▶ **Task requirements**: Pick every line from the data that holds the word "n中間期".

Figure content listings
•••
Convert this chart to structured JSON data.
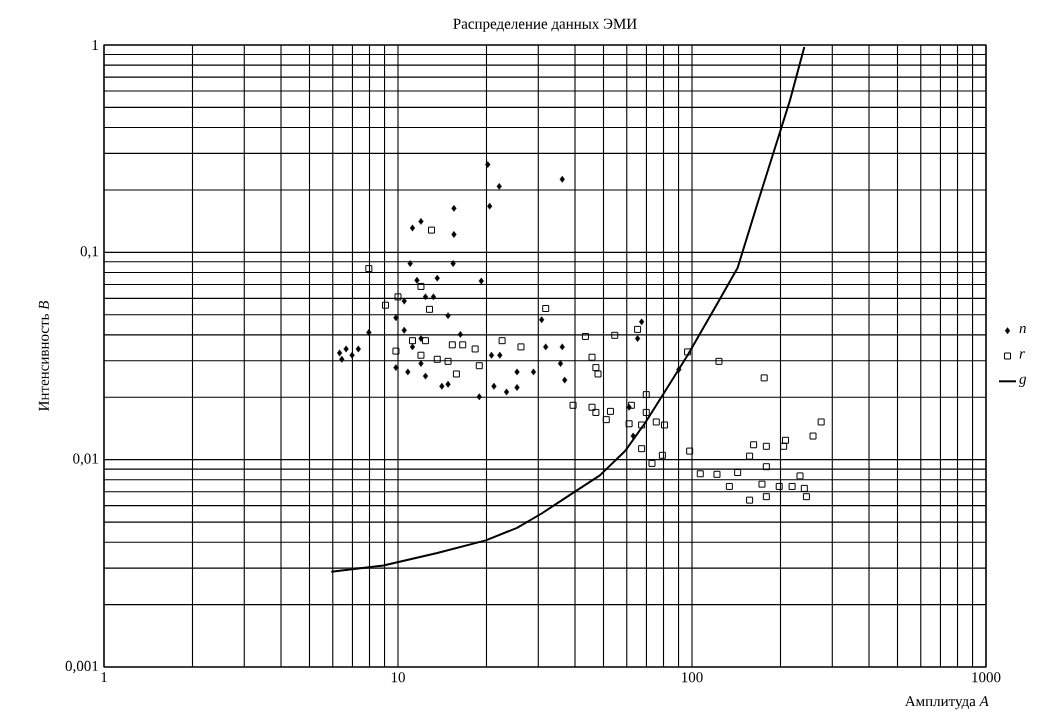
{
  "chart_data": {
    "type": "scatter",
    "title": "Распределение данных ЭМИ",
    "xlabel": "Амплитуда *A*",
    "ylabel": "Интенсивность *B*",
    "log": "xy",
    "xlim": [
      1,
      1000
    ],
    "ylim": [
      0.001,
      1
    ],
    "xticks": [
      1,
      10,
      100,
      1000
    ],
    "yticks": [
      {
        "value": 0.001,
        "label": "0,001"
      },
      {
        "value": 0.01,
        "label": "0,01"
      },
      {
        "value": 0.1,
        "label": "0,1"
      },
      1
    ],
    "grid": true,
    "legend": "right",
    "series": [
      {
        "name": "n",
        "marker": "diamond",
        "color": "#000000",
        "x": [
          6.33,
          6.66,
          6.98,
          7.33,
          6.44,
          7.96,
          11.2,
          11.97,
          15.5,
          15.5,
          15.4,
          20.2,
          22.1,
          20.5,
          19.2,
          36.2,
          9.84,
          10.5,
          11.2,
          11.97,
          9.84,
          10.8,
          11.97,
          12.4,
          10.5,
          11.0,
          11.6,
          12.4,
          13.2,
          13.6,
          14.8,
          16.3,
          14.1,
          14.8,
          18.9,
          21.2,
          23.4,
          25.4,
          25.4,
          28.9,
          31.8,
          36.2,
          36.9,
          35.7,
          20.8,
          22.2,
          30.8,
          67.4,
          65.3,
          61.1,
          63.1,
          90.2
        ],
        "values": [
          0.0327,
          0.0342,
          0.0319,
          0.0342,
          0.0305,
          0.0411,
          0.131,
          0.141,
          0.163,
          0.122,
          0.0883,
          0.265,
          0.208,
          0.167,
          0.0727,
          0.225,
          0.0484,
          0.0421,
          0.035,
          0.0384,
          0.0278,
          0.0265,
          0.0291,
          0.0253,
          0.0582,
          0.0883,
          0.0733,
          0.061,
          0.061,
          0.0751,
          0.0495,
          0.0402,
          0.0226,
          0.0231,
          0.0201,
          0.0226,
          0.0212,
          0.0223,
          0.0265,
          0.0265,
          0.035,
          0.035,
          0.0242,
          0.0291,
          0.0319,
          0.0319,
          0.0473,
          0.0462,
          0.0384,
          0.0179,
          0.013,
          0.0272
        ]
      },
      {
        "name": "r",
        "marker": "square",
        "color": "#000000",
        "x": [
          7.96,
          13.0,
          9.07,
          10,
          11.97,
          12.8,
          9.84,
          11.2,
          12.4,
          11.97,
          13.6,
          14.8,
          15.3,
          16.6,
          18.3,
          18.9,
          15.8,
          22.6,
          26.2,
          31.8,
          43.4,
          54.6,
          65.3,
          45.7,
          47.1,
          47.9,
          39.4,
          45.7,
          47.1,
          52.8,
          51.1,
          62.2,
          69.9,
          61.1,
          67.4,
          69.9,
          75.6,
          80.6,
          67.4,
          73.1,
          79.3,
          98.2,
          96.6,
          123.5,
          176,
          106.7,
          121.6,
          134,
          143,
          157,
          162,
          179,
          205,
          208,
          173,
          179,
          198,
          219,
          241,
          245,
          258,
          275,
          179,
          157,
          233
        ],
        "values": [
          0.0835,
          0.128,
          0.0556,
          0.061,
          0.0685,
          0.0531,
          0.0334,
          0.0375,
          0.0375,
          0.0319,
          0.0305,
          0.0298,
          0.0358,
          0.0358,
          0.0342,
          0.0284,
          0.0259,
          0.0375,
          0.035,
          0.0536,
          0.0393,
          0.0398,
          0.0425,
          0.0312,
          0.0278,
          0.0259,
          0.0183,
          0.0179,
          0.0169,
          0.0171,
          0.0156,
          0.0183,
          0.0206,
          0.0149,
          0.0147,
          0.0169,
          0.0152,
          0.0147,
          0.0113,
          0.0096,
          0.0105,
          0.011,
          0.0331,
          0.0298,
          0.0248,
          0.00855,
          0.0085,
          0.00743,
          0.00867,
          0.00638,
          0.0118,
          0.0116,
          0.0116,
          0.0124,
          0.00762,
          0.00663,
          0.00743,
          0.00743,
          0.00727,
          0.00663,
          0.013,
          0.0152,
          0.00925,
          0.0104,
          0.00835
        ]
      },
      {
        "name": "g",
        "type": "line",
        "marker": "none",
        "line_style": "solid",
        "color": "#000000",
        "x": [
          5.93,
          8.92,
          13.6,
          19.9,
          25.4,
          30.8,
          38.7,
          48.6,
          59.2,
          69.6,
          82.0,
          96.6,
          121,
          143,
          168,
          198,
          215,
          241
        ],
        "values": [
          0.00288,
          0.00309,
          0.00355,
          0.00408,
          0.00469,
          0.0055,
          0.0068,
          0.0084,
          0.011,
          0.0152,
          0.022,
          0.0319,
          0.0556,
          0.0843,
          0.177,
          0.37,
          0.536,
          0.977
        ]
      }
    ]
  }
}
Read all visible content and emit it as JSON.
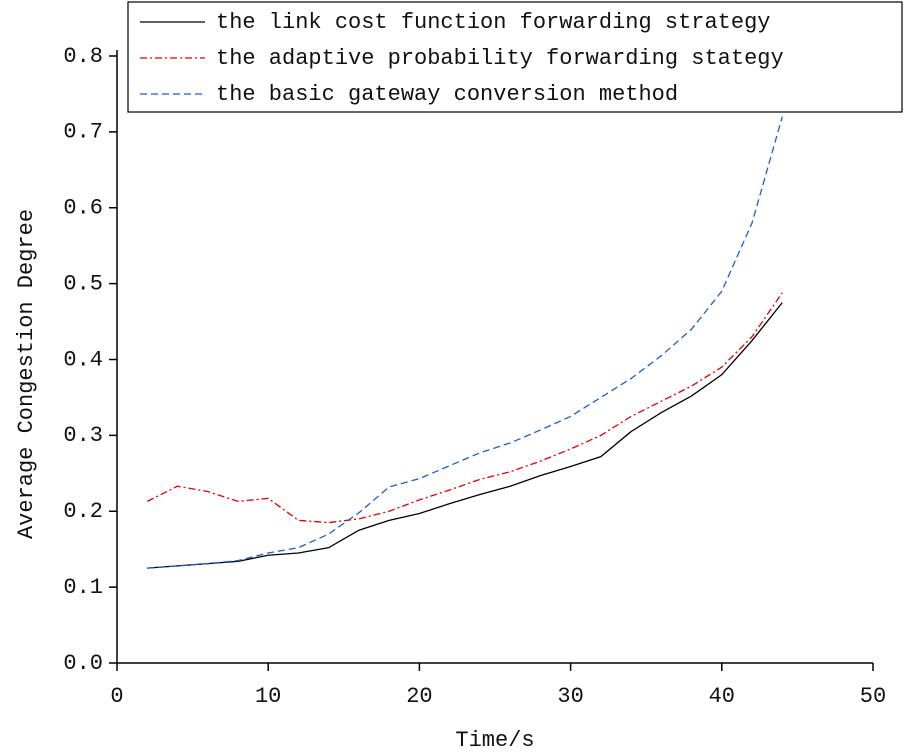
{
  "chart_data": {
    "type": "line",
    "x_label": "Time/s",
    "y_label": "Average Congestion Degree",
    "x": [
      2,
      4,
      6,
      8,
      10,
      12,
      14,
      16,
      18,
      20,
      22,
      24,
      26,
      28,
      30,
      32,
      34,
      36,
      38,
      40,
      42,
      44
    ],
    "series": [
      {
        "name": "the link cost function forwarding strategy",
        "color": "#000000",
        "dash": "solid",
        "values": [
          0.125,
          0.128,
          0.131,
          0.134,
          0.142,
          0.145,
          0.152,
          0.175,
          0.188,
          0.197,
          0.21,
          0.222,
          0.233,
          0.247,
          0.259,
          0.272,
          0.305,
          0.33,
          0.352,
          0.38,
          0.425,
          0.475
        ]
      },
      {
        "name": "the adaptive probability forwarding stategy",
        "color": "#e00000",
        "dash": "dashdot",
        "values": [
          0.213,
          0.233,
          0.226,
          0.213,
          0.217,
          0.188,
          0.185,
          0.19,
          0.2,
          0.215,
          0.228,
          0.242,
          0.252,
          0.266,
          0.282,
          0.3,
          0.325,
          0.345,
          0.365,
          0.39,
          0.43,
          0.488
        ]
      },
      {
        "name": "the basic gateway conversion method",
        "color": "#1f5fbf",
        "dash": "dashed",
        "values": [
          0.125,
          0.128,
          0.131,
          0.135,
          0.145,
          0.152,
          0.17,
          0.198,
          0.232,
          0.243,
          0.26,
          0.277,
          0.29,
          0.307,
          0.325,
          0.35,
          0.375,
          0.405,
          0.44,
          0.49,
          0.58,
          0.72
        ]
      }
    ],
    "xlim": [
      0,
      50
    ],
    "xticks": [
      0,
      10,
      20,
      30,
      40,
      50
    ],
    "ylim": [
      0,
      0.8
    ],
    "yticks": [
      {
        "value": 0,
        "label": "0.0"
      },
      0.1,
      0.2,
      0.3,
      0.4,
      0.5,
      0.6,
      0.7,
      0.8
    ],
    "legend": "top"
  }
}
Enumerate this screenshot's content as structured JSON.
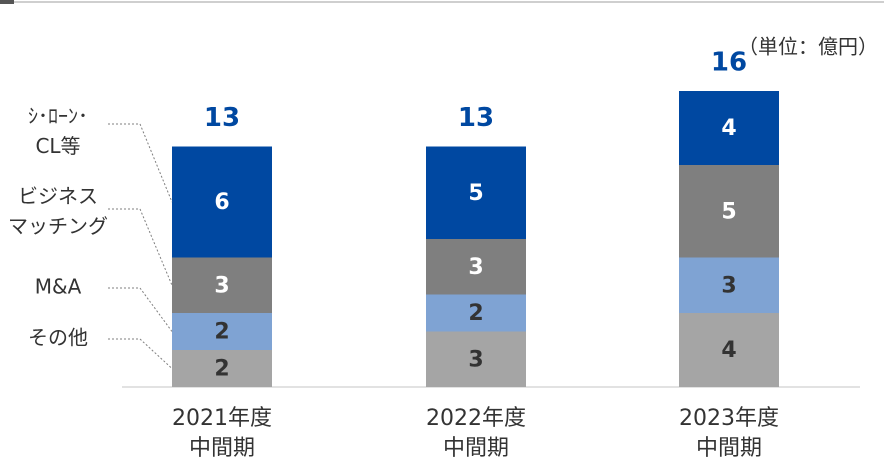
{
  "chart_data": {
    "type": "stacked_bar",
    "unit_label": "（単位：億円）",
    "categories": [
      "2021年度\n中間期",
      "2022年度\n中間期",
      "2023年度\n中間期"
    ],
    "series": [
      {
        "name": "その他",
        "color": "#a5a5a5",
        "values": [
          2,
          3,
          4
        ]
      },
      {
        "name": "M&A",
        "color": "#7fa3d3",
        "values": [
          2,
          2,
          3
        ]
      },
      {
        "name": "ビジネス\nマッチング",
        "color": "#7f7f7f",
        "values": [
          3,
          3,
          5
        ]
      },
      {
        "name": "ｼ･ﾛｰﾝ･\nCL等",
        "color": "#0048a1",
        "values": [
          6,
          5,
          4
        ]
      }
    ],
    "totals": [
      13,
      13,
      16
    ],
    "ylim": [
      0,
      16
    ]
  }
}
•••
▶ **Solution for this task**:
      "2021年度\n中間期",
      "2022年度\n中間期",
      "2023年度\n中間期"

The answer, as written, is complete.